Records:
• • • • • • •

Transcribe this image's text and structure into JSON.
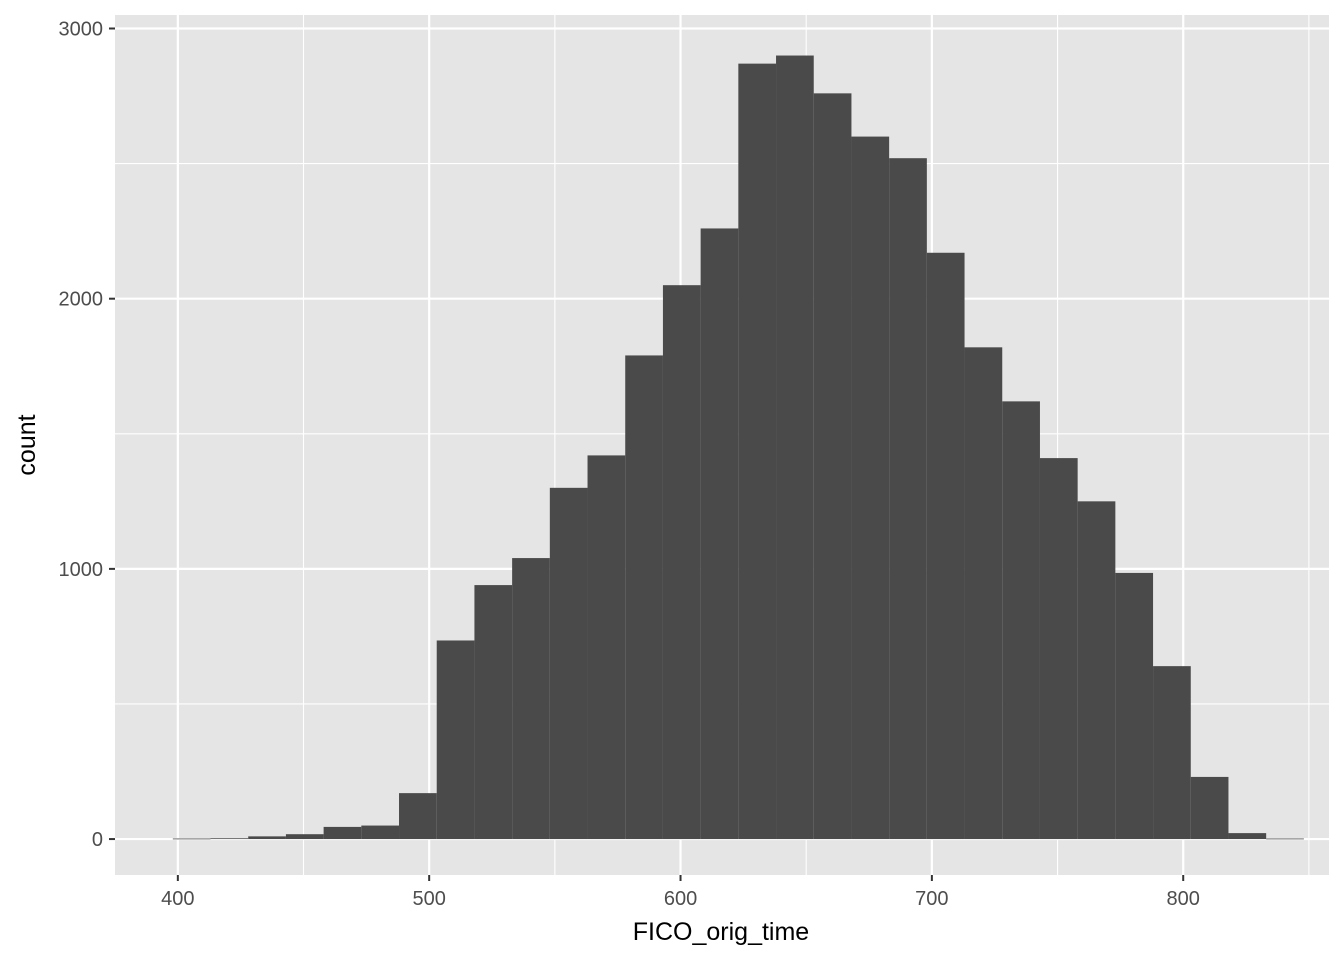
{
  "chart_data": {
    "type": "bar",
    "subtype": "histogram",
    "title": "",
    "xlabel": "FICO_orig_time",
    "ylabel": "count",
    "xlim": [
      375,
      858
    ],
    "ylim": [
      -133,
      3050
    ],
    "x_ticks": [
      400,
      500,
      600,
      700,
      800
    ],
    "y_ticks": [
      0,
      1000,
      2000,
      3000
    ],
    "x_tick_labels": [
      "400",
      "500",
      "600",
      "700",
      "800"
    ],
    "y_tick_labels": [
      "0",
      "1000",
      "2000",
      "3000"
    ],
    "grid": true,
    "legend": "none",
    "bin_width": 15,
    "bins": [
      {
        "x_start": 398,
        "x_end": 413,
        "count": 2
      },
      {
        "x_start": 413,
        "x_end": 428,
        "count": 3
      },
      {
        "x_start": 428,
        "x_end": 443,
        "count": 10
      },
      {
        "x_start": 443,
        "x_end": 458,
        "count": 18
      },
      {
        "x_start": 458,
        "x_end": 473,
        "count": 45
      },
      {
        "x_start": 473,
        "x_end": 488,
        "count": 50
      },
      {
        "x_start": 488,
        "x_end": 503,
        "count": 170
      },
      {
        "x_start": 503,
        "x_end": 518,
        "count": 735
      },
      {
        "x_start": 518,
        "x_end": 533,
        "count": 940
      },
      {
        "x_start": 533,
        "x_end": 548,
        "count": 1040
      },
      {
        "x_start": 548,
        "x_end": 563,
        "count": 1300
      },
      {
        "x_start": 563,
        "x_end": 578,
        "count": 1420
      },
      {
        "x_start": 578,
        "x_end": 593,
        "count": 1790
      },
      {
        "x_start": 593,
        "x_end": 608,
        "count": 2050
      },
      {
        "x_start": 608,
        "x_end": 623,
        "count": 2260
      },
      {
        "x_start": 623,
        "x_end": 638,
        "count": 2870
      },
      {
        "x_start": 638,
        "x_end": 653,
        "count": 2900
      },
      {
        "x_start": 653,
        "x_end": 668,
        "count": 2760
      },
      {
        "x_start": 668,
        "x_end": 683,
        "count": 2600
      },
      {
        "x_start": 683,
        "x_end": 698,
        "count": 2520
      },
      {
        "x_start": 698,
        "x_end": 713,
        "count": 2170
      },
      {
        "x_start": 713,
        "x_end": 728,
        "count": 1820
      },
      {
        "x_start": 728,
        "x_end": 743,
        "count": 1620
      },
      {
        "x_start": 743,
        "x_end": 758,
        "count": 1410
      },
      {
        "x_start": 758,
        "x_end": 773,
        "count": 1250
      },
      {
        "x_start": 773,
        "x_end": 788,
        "count": 985
      },
      {
        "x_start": 788,
        "x_end": 803,
        "count": 640
      },
      {
        "x_start": 803,
        "x_end": 818,
        "count": 230
      },
      {
        "x_start": 818,
        "x_end": 833,
        "count": 22
      },
      {
        "x_start": 833,
        "x_end": 848,
        "count": 2
      }
    ],
    "colors": {
      "panel_background": "#e5e5e5",
      "grid_major": "#ffffff",
      "bar_fill": "#4a4a4a",
      "tick_text": "#4d4d4d",
      "tick_mark": "#333333"
    }
  }
}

• • • • • • •

Images should not appear in the copy; retype the listing above exactly.

▸ TASK OUTPUT:
Transcribe this image's text and structure into JSON.
{
  "chart_data": {
    "type": "bar",
    "subtype": "histogram",
    "title": "",
    "xlabel": "FICO_orig_time",
    "ylabel": "count",
    "xlim": [
      375,
      858
    ],
    "ylim": [
      -133,
      3050
    ],
    "x_ticks": [
      400,
      500,
      600,
      700,
      800
    ],
    "y_ticks": [
      0,
      1000,
      2000,
      3000
    ],
    "x_tick_labels": [
      "400",
      "500",
      "600",
      "700",
      "800"
    ],
    "y_tick_labels": [
      "0",
      "1000",
      "2000",
      "3000"
    ],
    "grid": true,
    "legend": "none",
    "bin_width": 15,
    "bins": [
      {
        "x_start": 398,
        "x_end": 413,
        "count": 2
      },
      {
        "x_start": 413,
        "x_end": 428,
        "count": 3
      },
      {
        "x_start": 428,
        "x_end": 443,
        "count": 10
      },
      {
        "x_start": 443,
        "x_end": 458,
        "count": 18
      },
      {
        "x_start": 458,
        "x_end": 473,
        "count": 45
      },
      {
        "x_start": 473,
        "x_end": 488,
        "count": 50
      },
      {
        "x_start": 488,
        "x_end": 503,
        "count": 170
      },
      {
        "x_start": 503,
        "x_end": 518,
        "count": 735
      },
      {
        "x_start": 518,
        "x_end": 533,
        "count": 940
      },
      {
        "x_start": 533,
        "x_end": 548,
        "count": 1040
      },
      {
        "x_start": 548,
        "x_end": 563,
        "count": 1300
      },
      {
        "x_start": 563,
        "x_end": 578,
        "count": 1420
      },
      {
        "x_start": 578,
        "x_end": 593,
        "count": 1790
      },
      {
        "x_start": 593,
        "x_end": 608,
        "count": 2050
      },
      {
        "x_start": 608,
        "x_end": 623,
        "count": 2260
      },
      {
        "x_start": 623,
        "x_end": 638,
        "count": 2870
      },
      {
        "x_start": 638,
        "x_end": 653,
        "count": 2900
      },
      {
        "x_start": 653,
        "x_end": 668,
        "count": 2760
      },
      {
        "x_start": 668,
        "x_end": 683,
        "count": 2600
      },
      {
        "x_start": 683,
        "x_end": 698,
        "count": 2520
      },
      {
        "x_start": 698,
        "x_end": 713,
        "count": 2170
      },
      {
        "x_start": 713,
        "x_end": 728,
        "count": 1820
      },
      {
        "x_start": 728,
        "x_end": 743,
        "count": 1620
      },
      {
        "x_start": 743,
        "x_end": 758,
        "count": 1410
      },
      {
        "x_start": 758,
        "x_end": 773,
        "count": 1250
      },
      {
        "x_start": 773,
        "x_end": 788,
        "count": 985
      },
      {
        "x_start": 788,
        "x_end": 803,
        "count": 640
      },
      {
        "x_start": 803,
        "x_end": 818,
        "count": 230
      },
      {
        "x_start": 818,
        "x_end": 833,
        "count": 22
      },
      {
        "x_start": 833,
        "x_end": 848,
        "count": 2
      }
    ],
    "colors": {
      "panel_background": "#e5e5e5",
      "grid_major": "#ffffff",
      "bar_fill": "#4a4a4a",
      "tick_text": "#4d4d4d",
      "tick_mark": "#333333"
    }
  }
}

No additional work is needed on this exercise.